→ WHAT TO DO:
Go through the listing beneath this task and return every line that carries the string "name".

>> BEGIN MATERIAL PROVIDED

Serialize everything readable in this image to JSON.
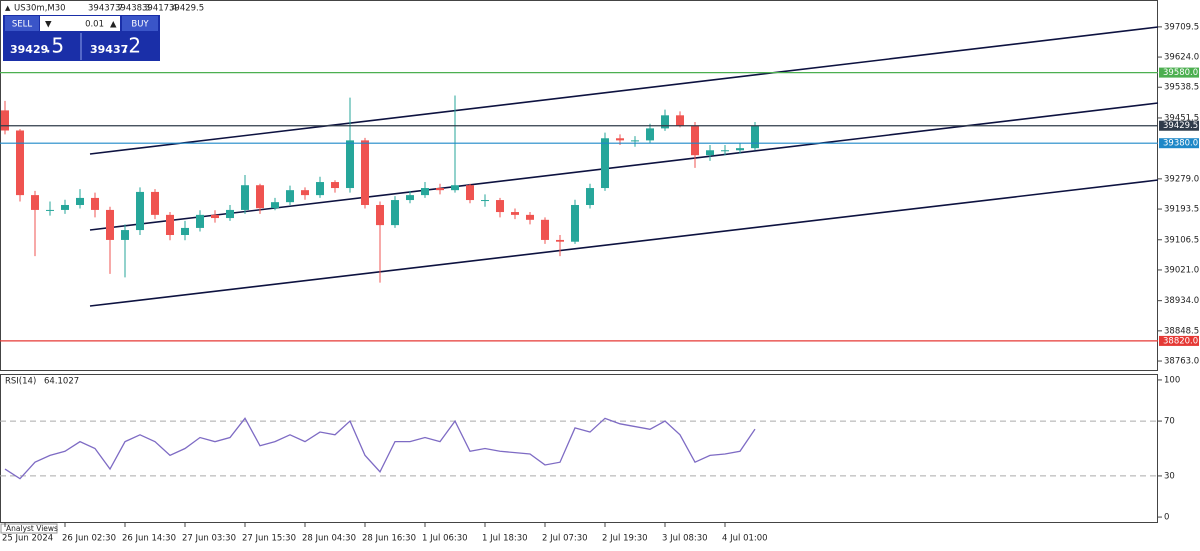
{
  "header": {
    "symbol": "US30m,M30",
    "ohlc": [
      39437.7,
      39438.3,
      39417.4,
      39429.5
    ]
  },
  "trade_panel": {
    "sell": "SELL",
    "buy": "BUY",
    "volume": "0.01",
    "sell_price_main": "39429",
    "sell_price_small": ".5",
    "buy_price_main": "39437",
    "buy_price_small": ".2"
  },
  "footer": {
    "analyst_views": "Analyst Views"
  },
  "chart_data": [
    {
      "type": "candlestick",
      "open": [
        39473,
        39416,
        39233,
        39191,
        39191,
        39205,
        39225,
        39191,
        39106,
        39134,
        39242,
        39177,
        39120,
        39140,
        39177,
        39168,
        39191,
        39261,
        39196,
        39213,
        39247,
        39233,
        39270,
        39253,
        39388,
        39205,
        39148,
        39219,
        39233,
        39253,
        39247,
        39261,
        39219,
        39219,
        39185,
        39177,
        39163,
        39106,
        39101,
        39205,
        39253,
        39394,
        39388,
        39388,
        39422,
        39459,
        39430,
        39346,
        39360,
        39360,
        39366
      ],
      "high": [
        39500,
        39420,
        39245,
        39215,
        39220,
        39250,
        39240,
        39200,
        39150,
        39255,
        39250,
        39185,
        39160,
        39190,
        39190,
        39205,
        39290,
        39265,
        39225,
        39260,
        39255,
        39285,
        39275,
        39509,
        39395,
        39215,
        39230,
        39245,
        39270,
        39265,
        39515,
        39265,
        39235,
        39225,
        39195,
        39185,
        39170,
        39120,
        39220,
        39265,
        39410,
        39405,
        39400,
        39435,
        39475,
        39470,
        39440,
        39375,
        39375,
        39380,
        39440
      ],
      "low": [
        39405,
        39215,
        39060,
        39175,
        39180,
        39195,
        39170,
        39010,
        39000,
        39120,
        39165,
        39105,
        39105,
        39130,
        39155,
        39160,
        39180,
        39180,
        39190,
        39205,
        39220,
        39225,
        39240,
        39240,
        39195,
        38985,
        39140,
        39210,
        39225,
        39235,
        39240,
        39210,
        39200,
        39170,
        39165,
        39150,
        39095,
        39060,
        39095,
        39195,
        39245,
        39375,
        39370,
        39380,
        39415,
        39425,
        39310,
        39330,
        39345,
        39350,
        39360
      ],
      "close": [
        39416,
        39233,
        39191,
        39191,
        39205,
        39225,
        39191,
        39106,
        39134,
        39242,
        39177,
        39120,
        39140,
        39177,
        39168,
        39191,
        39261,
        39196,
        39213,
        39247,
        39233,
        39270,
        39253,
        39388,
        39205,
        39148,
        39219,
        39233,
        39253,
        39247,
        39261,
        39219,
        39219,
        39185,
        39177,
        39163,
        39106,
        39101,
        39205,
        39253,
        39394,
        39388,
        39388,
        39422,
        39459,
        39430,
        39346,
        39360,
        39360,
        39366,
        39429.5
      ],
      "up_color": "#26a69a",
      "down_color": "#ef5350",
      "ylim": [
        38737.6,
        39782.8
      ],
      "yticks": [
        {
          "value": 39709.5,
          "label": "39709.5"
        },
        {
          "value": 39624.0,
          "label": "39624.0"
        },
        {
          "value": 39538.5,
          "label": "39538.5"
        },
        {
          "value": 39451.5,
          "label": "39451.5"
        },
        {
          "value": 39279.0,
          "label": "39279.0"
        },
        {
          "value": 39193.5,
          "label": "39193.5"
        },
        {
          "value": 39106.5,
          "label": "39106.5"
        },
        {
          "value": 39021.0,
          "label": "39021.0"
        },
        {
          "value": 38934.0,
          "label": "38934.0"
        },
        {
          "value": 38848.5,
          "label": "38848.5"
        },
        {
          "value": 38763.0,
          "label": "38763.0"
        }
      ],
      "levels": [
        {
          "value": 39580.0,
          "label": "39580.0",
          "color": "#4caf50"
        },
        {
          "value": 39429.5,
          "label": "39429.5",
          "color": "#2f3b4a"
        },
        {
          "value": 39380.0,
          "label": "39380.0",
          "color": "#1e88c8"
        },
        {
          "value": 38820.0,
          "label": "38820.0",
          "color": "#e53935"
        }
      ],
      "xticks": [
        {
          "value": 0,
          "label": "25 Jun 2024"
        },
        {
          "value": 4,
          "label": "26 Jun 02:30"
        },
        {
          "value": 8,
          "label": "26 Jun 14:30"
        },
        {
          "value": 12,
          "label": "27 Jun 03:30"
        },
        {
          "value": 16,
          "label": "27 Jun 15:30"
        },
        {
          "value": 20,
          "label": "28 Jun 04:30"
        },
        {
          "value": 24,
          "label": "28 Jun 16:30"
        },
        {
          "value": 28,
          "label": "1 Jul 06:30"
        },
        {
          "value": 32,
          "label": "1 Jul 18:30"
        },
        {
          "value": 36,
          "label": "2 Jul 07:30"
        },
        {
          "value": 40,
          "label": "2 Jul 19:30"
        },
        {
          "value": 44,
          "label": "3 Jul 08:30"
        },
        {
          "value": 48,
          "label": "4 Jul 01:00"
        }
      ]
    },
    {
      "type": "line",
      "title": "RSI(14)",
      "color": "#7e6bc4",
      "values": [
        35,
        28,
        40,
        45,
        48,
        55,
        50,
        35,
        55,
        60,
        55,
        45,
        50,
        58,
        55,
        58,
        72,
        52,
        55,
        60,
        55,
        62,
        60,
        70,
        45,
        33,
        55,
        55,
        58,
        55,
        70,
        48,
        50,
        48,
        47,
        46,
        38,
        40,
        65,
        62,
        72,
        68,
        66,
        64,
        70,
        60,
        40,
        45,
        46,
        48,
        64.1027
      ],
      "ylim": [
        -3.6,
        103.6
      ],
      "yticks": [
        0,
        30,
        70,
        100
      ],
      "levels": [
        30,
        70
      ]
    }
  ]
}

>> END MATERIAL PROVIDED
>> BEGIN MATERIAL PROVIDED

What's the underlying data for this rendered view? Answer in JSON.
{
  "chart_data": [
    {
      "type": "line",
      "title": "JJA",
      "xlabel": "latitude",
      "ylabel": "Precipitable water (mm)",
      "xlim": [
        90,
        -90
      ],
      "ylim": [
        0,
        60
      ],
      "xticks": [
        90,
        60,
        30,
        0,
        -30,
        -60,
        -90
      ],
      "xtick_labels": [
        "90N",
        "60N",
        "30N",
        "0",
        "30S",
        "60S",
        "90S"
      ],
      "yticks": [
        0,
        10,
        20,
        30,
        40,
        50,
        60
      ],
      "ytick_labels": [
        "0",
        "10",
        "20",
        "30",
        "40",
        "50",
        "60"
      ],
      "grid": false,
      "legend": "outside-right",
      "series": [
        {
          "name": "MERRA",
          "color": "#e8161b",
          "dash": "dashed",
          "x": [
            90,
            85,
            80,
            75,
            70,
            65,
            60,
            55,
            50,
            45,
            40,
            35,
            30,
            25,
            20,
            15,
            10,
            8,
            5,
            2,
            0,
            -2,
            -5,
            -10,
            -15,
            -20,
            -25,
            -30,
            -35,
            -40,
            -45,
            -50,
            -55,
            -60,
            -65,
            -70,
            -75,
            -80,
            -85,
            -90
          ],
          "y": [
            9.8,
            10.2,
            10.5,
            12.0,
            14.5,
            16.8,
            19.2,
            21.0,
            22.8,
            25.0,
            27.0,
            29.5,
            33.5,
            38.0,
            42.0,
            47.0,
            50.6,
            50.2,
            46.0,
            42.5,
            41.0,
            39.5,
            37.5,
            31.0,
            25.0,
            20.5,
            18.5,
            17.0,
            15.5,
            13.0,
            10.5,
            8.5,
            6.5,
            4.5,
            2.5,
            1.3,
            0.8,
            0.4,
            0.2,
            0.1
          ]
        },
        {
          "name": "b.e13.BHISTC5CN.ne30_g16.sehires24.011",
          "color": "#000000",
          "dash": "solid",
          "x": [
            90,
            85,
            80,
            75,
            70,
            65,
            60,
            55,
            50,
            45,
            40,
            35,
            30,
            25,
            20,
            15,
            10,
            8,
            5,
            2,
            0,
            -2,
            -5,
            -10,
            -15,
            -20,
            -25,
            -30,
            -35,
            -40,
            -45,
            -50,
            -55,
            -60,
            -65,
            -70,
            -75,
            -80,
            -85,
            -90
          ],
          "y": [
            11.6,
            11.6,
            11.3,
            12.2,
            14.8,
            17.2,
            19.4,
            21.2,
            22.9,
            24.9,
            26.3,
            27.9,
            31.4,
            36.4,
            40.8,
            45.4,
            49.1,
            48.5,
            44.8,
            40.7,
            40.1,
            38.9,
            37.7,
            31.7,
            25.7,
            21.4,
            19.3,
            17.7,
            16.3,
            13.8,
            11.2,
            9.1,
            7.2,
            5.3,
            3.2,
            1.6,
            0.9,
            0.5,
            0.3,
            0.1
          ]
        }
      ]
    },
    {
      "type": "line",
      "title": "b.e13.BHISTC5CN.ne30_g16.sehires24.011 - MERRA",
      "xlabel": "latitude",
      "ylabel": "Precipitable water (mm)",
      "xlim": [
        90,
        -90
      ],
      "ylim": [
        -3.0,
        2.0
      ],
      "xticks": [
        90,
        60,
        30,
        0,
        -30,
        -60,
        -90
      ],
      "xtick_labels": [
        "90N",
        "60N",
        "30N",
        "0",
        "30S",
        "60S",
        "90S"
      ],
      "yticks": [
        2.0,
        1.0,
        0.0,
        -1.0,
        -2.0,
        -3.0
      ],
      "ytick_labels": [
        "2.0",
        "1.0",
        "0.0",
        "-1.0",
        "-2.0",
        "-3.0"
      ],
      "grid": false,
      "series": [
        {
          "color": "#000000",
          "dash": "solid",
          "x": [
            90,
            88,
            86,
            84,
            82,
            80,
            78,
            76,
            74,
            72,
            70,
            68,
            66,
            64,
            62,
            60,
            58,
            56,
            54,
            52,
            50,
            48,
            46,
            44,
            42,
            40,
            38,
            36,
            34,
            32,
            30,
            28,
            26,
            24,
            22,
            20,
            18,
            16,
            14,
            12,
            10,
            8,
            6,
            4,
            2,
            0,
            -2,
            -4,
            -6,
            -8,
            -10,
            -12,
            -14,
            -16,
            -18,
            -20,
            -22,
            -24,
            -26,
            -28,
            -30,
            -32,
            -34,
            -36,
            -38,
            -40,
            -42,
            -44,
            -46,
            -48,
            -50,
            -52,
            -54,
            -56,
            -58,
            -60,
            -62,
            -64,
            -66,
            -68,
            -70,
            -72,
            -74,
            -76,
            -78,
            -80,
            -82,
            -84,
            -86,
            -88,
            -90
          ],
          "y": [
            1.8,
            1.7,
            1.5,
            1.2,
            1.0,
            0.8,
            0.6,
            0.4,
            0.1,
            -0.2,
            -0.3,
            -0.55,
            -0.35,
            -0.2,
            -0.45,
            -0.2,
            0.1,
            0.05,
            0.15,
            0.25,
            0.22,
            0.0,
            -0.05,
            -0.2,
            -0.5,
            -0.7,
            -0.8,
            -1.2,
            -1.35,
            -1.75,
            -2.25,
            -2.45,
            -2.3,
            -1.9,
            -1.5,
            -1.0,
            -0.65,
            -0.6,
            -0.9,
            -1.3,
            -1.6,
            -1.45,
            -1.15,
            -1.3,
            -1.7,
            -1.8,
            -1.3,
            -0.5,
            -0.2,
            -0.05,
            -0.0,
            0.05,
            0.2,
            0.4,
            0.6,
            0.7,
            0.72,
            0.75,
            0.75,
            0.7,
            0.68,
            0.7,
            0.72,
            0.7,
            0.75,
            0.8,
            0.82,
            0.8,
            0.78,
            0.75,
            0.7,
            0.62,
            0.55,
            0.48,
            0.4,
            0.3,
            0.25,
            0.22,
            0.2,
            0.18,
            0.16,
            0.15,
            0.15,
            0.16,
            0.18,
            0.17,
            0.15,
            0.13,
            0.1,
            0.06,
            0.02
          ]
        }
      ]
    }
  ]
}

>> END MATERIAL PROVIDED

→ EXERCISE ANSWER:
          "name": "MERRA",
          "name": "b.e13.BHISTC5CN.ne30_g16.sehires24.011",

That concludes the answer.